## Job
Retype each line exactly. Skip images.

## Supplied data
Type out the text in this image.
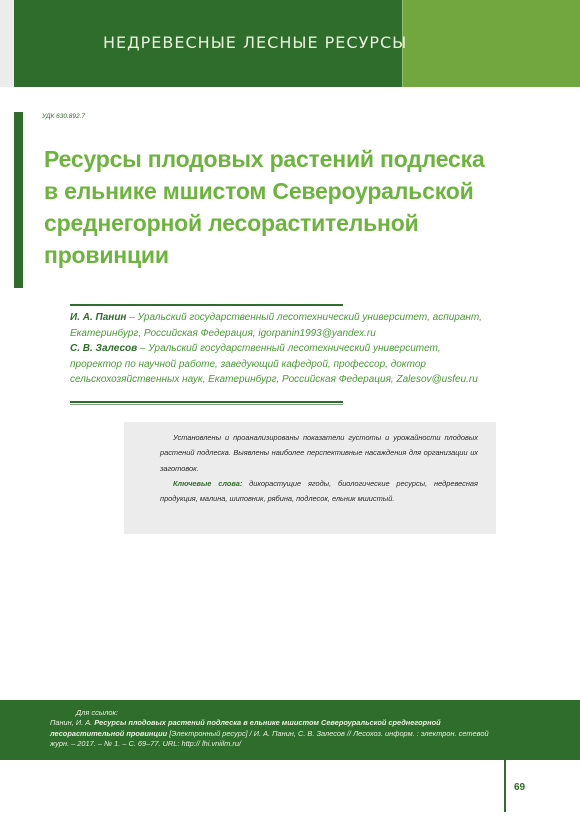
НЕДРЕВЕСНЫЕ ЛЕСНЫЕ РЕСУРСЫ
УДК 630.892.7
Ресурсы плодовых растений подлеска
в ельнике мшистом Североуральской
среднегорной лесорастительной
провинции
И. А. Панин – Уральский государственный лесотехнический университет, аспирант, Екатеринбург, Российская Федерация, igorpanin1993@yandex.ru
С. В. Залесов – Уральский государственный лесотехнический университет, проректор по научной работе, заведующий кафедрой, профессор, доктор сельскохозяйственных наук, Екатеринбург, Российская Федерация, Zalesov@usfeu.ru

Установлены и проанализированы показатели густоты и урожайности плодовых растений подлеска. Выявлены наиболее перспективные насаждения для организации их заготовок.

Ключевые слова: дикорастущие ягоды, биологические ресурсы, недревесная продукция, малина, шиповник, рябина, подлесок, ельник мшистый.

Для ссылок:
Панин, И. А. Ресурсы плодовых растений подлеска в ельнике мшистом Североуральской среднегорной лесорастительной провинции [Электронный ресурс] / И. А. Панин, С. В. Залесов // Лесохоз. информ. : электрон. сетевой журн. – 2017. – № 1. – С. 69–77. URL: http:// lhi.vniilm.ru/
69
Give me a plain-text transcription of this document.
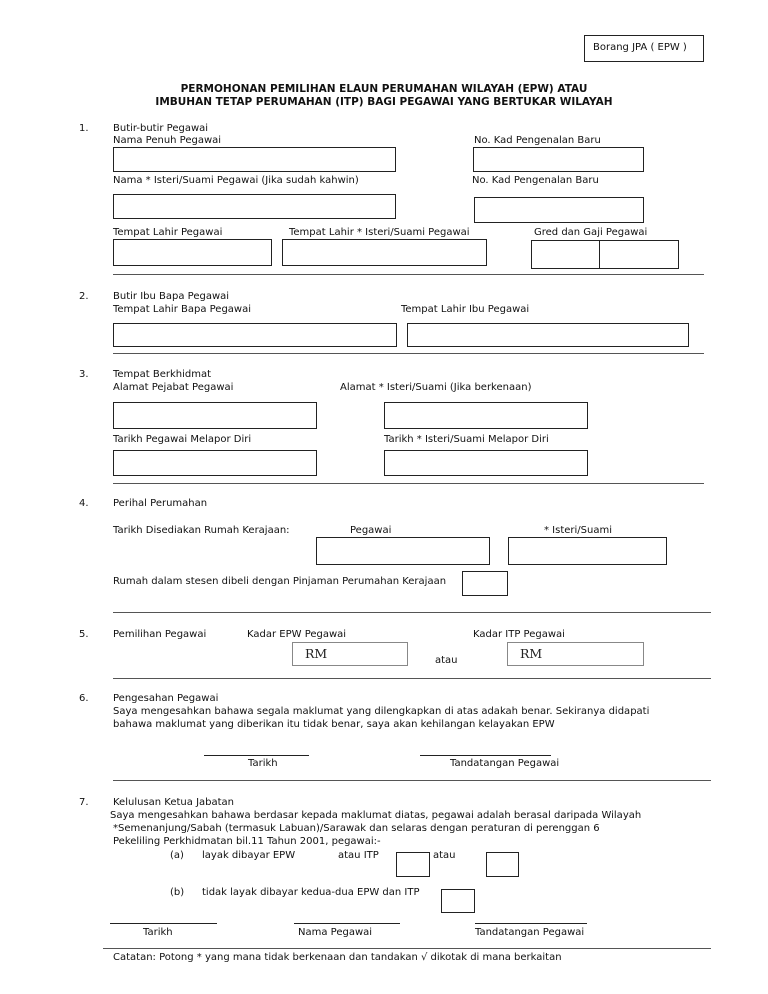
Borang JPA ( EPW )
PERMOHONAN PEMILIHAN ELAUN PERUMAHAN WILAYAH (EPW) ATAU
IMBUHAN TETAP PERUMAHAN (ITP) BAGI PEGAWAI YANG BERTUKAR WILAYAH
1. Butir-butir Pegawai
Nama Penuh Pegawai	No. Kad Pengenalan Baru
Nama * Isteri/Suami Pegawai (Jika sudah kahwin)	No. Kad Pengenalan Baru
Tempat Lahir Pegawai	Tempat Lahir * Isteri/Suami Pegawai	Gred dan Gaji Pegawai
2. Butir Ibu Bapa Pegawai
Tempat Lahir Bapa Pegawai	Tempat Lahir Ibu Pegawai
3. Tempat Berkhidmat
Alamat Pejabat Pegawai	Alamat * Isteri/Suami (Jika berkenaan)
Tarikh Pegawai Melapor Diri	Tarikh * Isteri/Suami Melapor Diri
4. Perihal Perumahan
Tarikh Disediakan Rumah Kerajaan:	Pegawai	* Isteri/Suami
Rumah dalam stesen dibeli dengan Pinjaman Perumahan Kerajaan
5. Pemilihan Pegawai	Kadar EPW Pegawai	Kadar ITP Pegawai
RM	atau	RM
6. Pengesahan Pegawai
Saya mengesahkan bahawa segala maklumat yang dilengkapkan di atas adakah benar. Sekiranya didapati
bahawa maklumat yang diberikan itu tidak benar, saya akan kehilangan kelayakan EPW
Tarikh	Tandatangan Pegawai
7. Kelulusan Ketua Jabatan
Saya mengesahkan bahawa berdasar kepada maklumat diatas, pegawai adalah berasal daripada Wilayah
*Semenanjung/Sabah (termasuk Labuan)/Sarawak dan selaras dengan peraturan di perenggan 6
Pekeliling Perkhidmatan bil.11 Tahun 2001, pegawai:-
(a) layak dibayar EPW	atau ITP	atau
(b) tidak layak dibayar kedua-dua EPW dan ITP
Tarikh	Nama Pegawai	Tandatangan Pegawai
Catatan: Potong * yang mana tidak berkenaan dan tandakan √ dikotak di mana berkaitan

## Expected answer
Type out the text in this image.
НЕДРЕВЕСНЫЕ ЛЕСНЫЕ РЕСУРСЫ
УДК 630.892.7
Ресурсы плодовых растений подлеска
в ельнике мшистом Североуральской
среднегорной лесорастительной
провинции
И. А. Панин – Уральский государственный лесотехнический университет, аспирант, Екатеринбург, Российская Федерация, igorpanin1993@yandex.ru
С. В. Залесов – Уральский государственный лесотехнический университет, проректор по научной работе, заведующий кафедрой, профессор, доктор сельскохозяйственных наук, Екатеринбург, Российская Федерация, Zalesov@usfeu.ru

Установлены и проанализированы показатели густоты и урожайности плодовых растений подлеска. Выявлены наиболее перспективные насаждения для организации их заготовок.

Ключевые слова: дикорастущие ягоды, биологические ресурсы, недревесная продукция, малина, шиповник, рябина, подлесок, ельник мшистый.

Для ссылок:
Панин, И. А. Ресурсы плодовых растений подлеска в ельнике мшистом Североуральской среднегорной лесорастительной провинции [Электронный ресурс] / И. А. Панин, С. В. Залесов // Лесохоз. информ. : электрон. сетевой журн. – 2017. – № 1. – С. 69–77. URL: http:// lhi.vniilm.ru/
69
Give me a plain-text transcription of this document.
Borang JPA ( EPW )
PERMOHONAN PEMILIHAN ELAUN PERUMAHAN WILAYAH (EPW) ATAU
IMBUHAN TETAP PERUMAHAN (ITP) BAGI PEGAWAI YANG BERTUKAR WILAYAH
1. Butir-butir Pegawai
Nama Penuh Pegawai	No. Kad Pengenalan Baru
Nama * Isteri/Suami Pegawai (Jika sudah kahwin)	No. Kad Pengenalan Baru
Tempat Lahir Pegawai	Tempat Lahir * Isteri/Suami Pegawai	Gred dan Gaji Pegawai
2. Butir Ibu Bapa Pegawai
Tempat Lahir Bapa Pegawai	Tempat Lahir Ibu Pegawai
3. Tempat Berkhidmat
Alamat Pejabat Pegawai	Alamat * Isteri/Suami (Jika berkenaan)
Tarikh Pegawai Melapor Diri	Tarikh * Isteri/Suami Melapor Diri
4. Perihal Perumahan
Tarikh Disediakan Rumah Kerajaan:	Pegawai	* Isteri/Suami
Rumah dalam stesen dibeli dengan Pinjaman Perumahan Kerajaan
5. Pemilihan Pegawai	Kadar EPW Pegawai	Kadar ITP Pegawai
RM	atau	RM
6. Pengesahan Pegawai
Saya mengesahkan bahawa segala maklumat yang dilengkapkan di atas adakah benar. Sekiranya didapati
bahawa maklumat yang diberikan itu tidak benar, saya akan kehilangan kelayakan EPW
Tarikh	Tandatangan Pegawai
7. Kelulusan Ketua Jabatan
Saya mengesahkan bahawa berdasar kepada maklumat diatas, pegawai adalah berasal daripada Wilayah
*Semenanjung/Sabah (termasuk Labuan)/Sarawak dan selaras dengan peraturan di perenggan 6
Pekeliling Perkhidmatan bil.11 Tahun 2001, pegawai:-
(a) layak dibayar EPW	atau ITP	atau
(b) tidak layak dibayar kedua-dua EPW dan ITP
Tarikh	Nama Pegawai	Tandatangan Pegawai
Catatan: Potong * yang mana tidak berkenaan dan tandakan √ dikotak di mana berkaitan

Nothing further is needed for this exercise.